• Exercise description
Return the number of lines in which the word "travail" appears; add nothing else.

• Data for this exercise
## Start

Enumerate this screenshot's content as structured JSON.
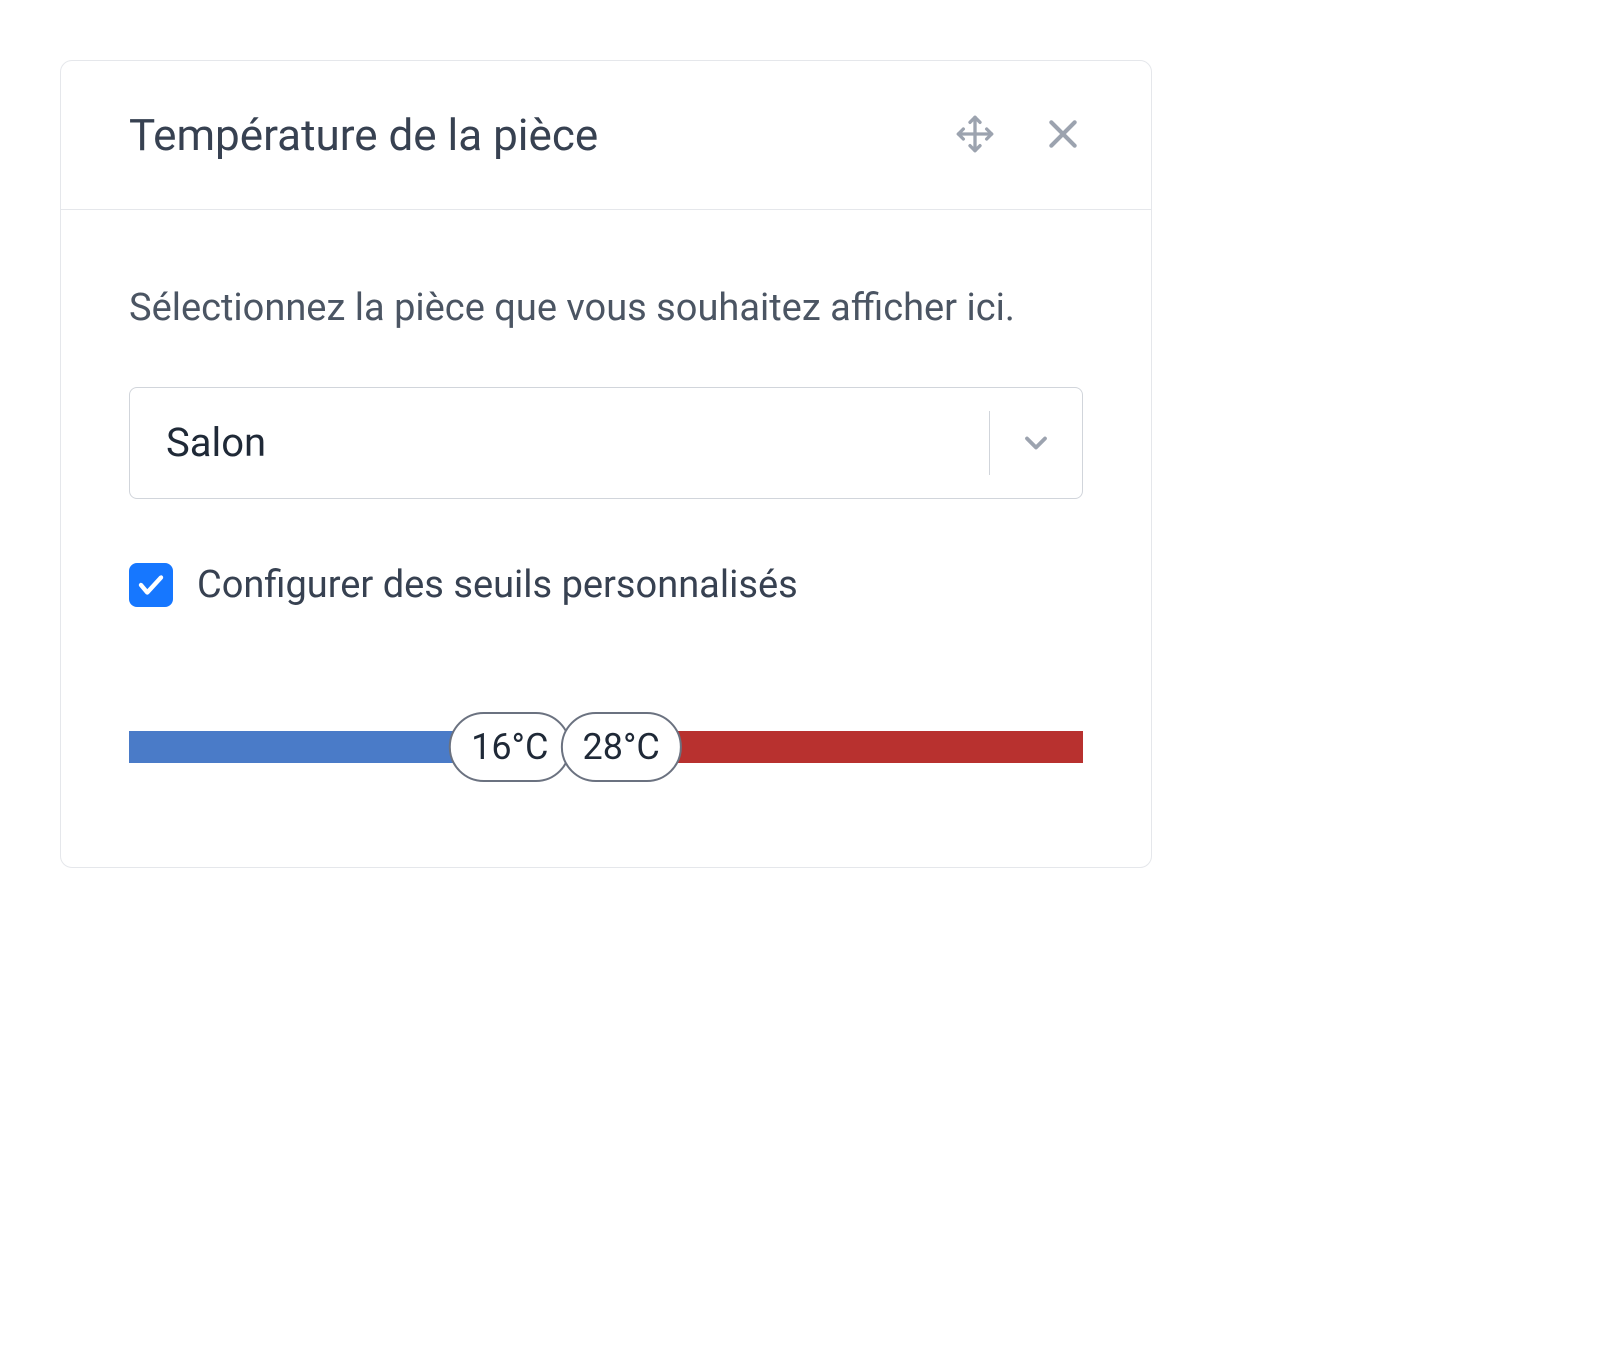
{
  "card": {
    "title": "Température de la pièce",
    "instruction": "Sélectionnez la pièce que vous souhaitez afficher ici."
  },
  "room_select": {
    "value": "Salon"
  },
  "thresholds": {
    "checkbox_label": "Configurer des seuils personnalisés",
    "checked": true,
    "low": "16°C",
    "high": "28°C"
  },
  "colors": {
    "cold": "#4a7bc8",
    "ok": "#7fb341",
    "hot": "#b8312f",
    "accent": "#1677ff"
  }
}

## End
## Start

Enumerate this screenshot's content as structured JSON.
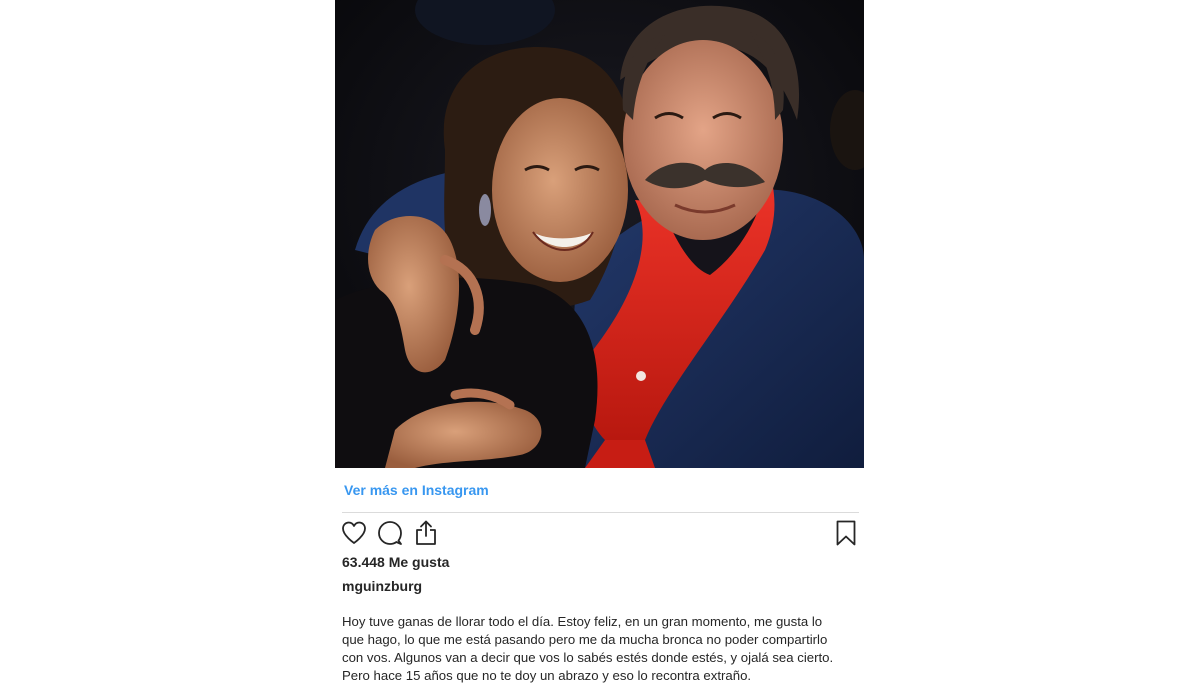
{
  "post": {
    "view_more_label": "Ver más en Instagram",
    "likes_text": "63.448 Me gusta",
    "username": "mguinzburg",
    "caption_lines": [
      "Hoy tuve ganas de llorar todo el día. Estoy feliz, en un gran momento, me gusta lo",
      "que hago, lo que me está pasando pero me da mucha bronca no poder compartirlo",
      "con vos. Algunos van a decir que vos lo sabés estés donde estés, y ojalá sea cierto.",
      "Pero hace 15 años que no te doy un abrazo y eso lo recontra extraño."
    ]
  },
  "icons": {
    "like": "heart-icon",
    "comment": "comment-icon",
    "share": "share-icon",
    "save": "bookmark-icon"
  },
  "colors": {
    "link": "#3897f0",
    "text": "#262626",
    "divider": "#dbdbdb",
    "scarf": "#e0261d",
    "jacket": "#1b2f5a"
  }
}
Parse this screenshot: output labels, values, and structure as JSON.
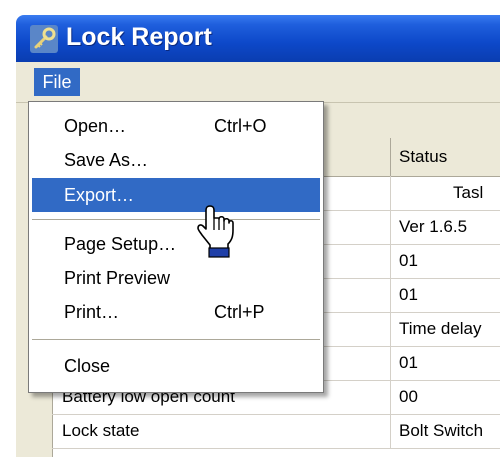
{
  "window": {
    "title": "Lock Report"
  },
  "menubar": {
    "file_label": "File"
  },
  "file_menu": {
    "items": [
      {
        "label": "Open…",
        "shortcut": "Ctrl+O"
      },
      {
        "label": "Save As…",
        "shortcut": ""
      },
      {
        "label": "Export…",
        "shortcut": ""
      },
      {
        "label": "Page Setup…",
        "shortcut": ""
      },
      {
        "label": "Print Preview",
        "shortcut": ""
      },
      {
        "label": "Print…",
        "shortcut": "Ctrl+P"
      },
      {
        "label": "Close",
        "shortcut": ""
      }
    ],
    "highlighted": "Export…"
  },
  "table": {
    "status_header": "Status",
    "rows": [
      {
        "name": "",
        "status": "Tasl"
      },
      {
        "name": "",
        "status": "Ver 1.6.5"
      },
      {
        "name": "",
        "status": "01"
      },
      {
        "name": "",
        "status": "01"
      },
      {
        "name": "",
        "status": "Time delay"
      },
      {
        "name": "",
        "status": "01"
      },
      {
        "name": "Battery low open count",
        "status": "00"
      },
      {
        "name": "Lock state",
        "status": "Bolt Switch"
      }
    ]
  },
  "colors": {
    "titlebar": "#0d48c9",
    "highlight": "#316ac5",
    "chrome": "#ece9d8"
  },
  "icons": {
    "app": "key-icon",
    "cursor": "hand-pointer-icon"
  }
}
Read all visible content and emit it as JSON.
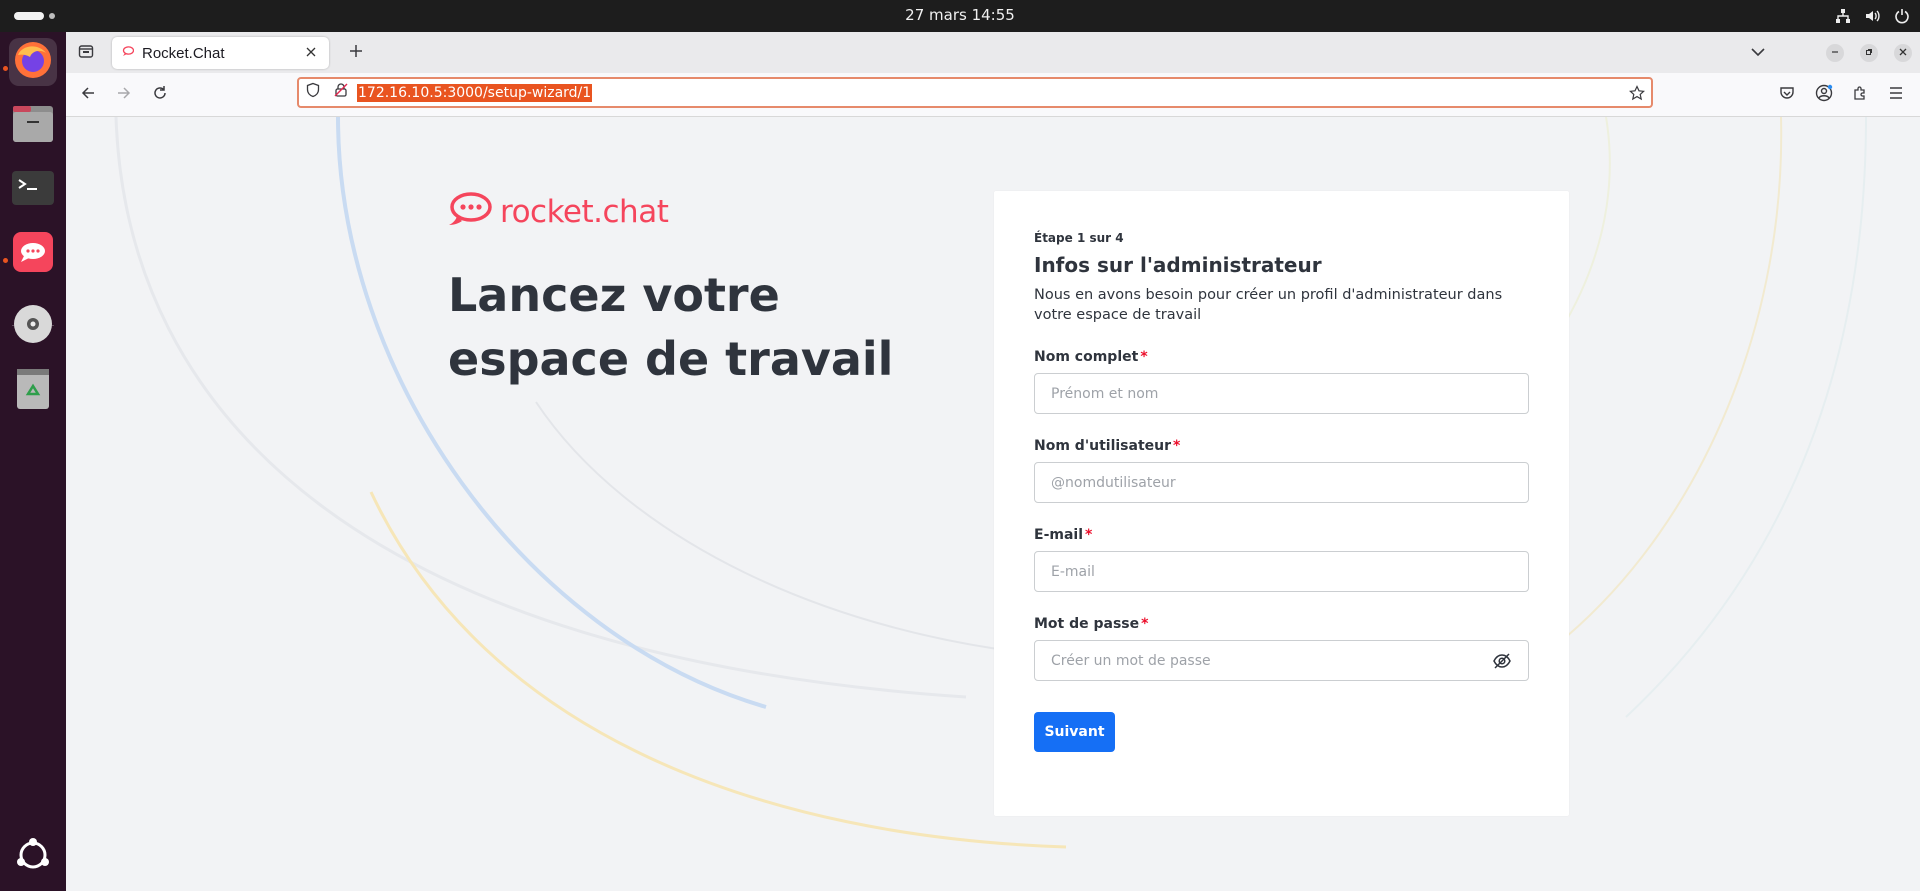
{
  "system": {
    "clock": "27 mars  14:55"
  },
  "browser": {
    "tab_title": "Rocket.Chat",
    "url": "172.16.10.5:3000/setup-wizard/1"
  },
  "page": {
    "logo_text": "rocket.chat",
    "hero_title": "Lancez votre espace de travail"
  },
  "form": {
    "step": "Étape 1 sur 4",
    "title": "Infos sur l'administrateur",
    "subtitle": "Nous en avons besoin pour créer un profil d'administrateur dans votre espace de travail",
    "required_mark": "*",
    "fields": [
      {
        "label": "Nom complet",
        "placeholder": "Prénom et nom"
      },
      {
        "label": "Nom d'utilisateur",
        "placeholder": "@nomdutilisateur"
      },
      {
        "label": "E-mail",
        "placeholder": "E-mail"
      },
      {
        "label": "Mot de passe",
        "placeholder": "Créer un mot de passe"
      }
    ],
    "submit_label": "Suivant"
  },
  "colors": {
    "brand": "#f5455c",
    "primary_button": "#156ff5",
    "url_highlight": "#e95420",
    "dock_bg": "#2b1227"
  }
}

## End
## Start

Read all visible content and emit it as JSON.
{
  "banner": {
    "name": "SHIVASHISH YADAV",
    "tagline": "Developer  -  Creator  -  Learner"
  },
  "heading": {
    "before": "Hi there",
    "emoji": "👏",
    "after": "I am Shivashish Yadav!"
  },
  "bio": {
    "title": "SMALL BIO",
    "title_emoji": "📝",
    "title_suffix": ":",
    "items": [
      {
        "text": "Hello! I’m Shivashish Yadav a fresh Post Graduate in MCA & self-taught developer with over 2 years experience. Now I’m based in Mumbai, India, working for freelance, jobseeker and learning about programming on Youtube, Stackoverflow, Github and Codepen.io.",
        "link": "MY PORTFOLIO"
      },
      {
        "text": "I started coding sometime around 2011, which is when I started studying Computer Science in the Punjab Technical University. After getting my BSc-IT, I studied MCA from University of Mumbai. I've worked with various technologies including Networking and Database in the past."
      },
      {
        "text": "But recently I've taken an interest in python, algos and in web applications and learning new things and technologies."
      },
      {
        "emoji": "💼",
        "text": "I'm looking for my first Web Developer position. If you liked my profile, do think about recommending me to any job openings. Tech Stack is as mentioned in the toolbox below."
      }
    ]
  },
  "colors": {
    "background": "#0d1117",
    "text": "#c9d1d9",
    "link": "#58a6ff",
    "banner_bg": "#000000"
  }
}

## End

• Response below
2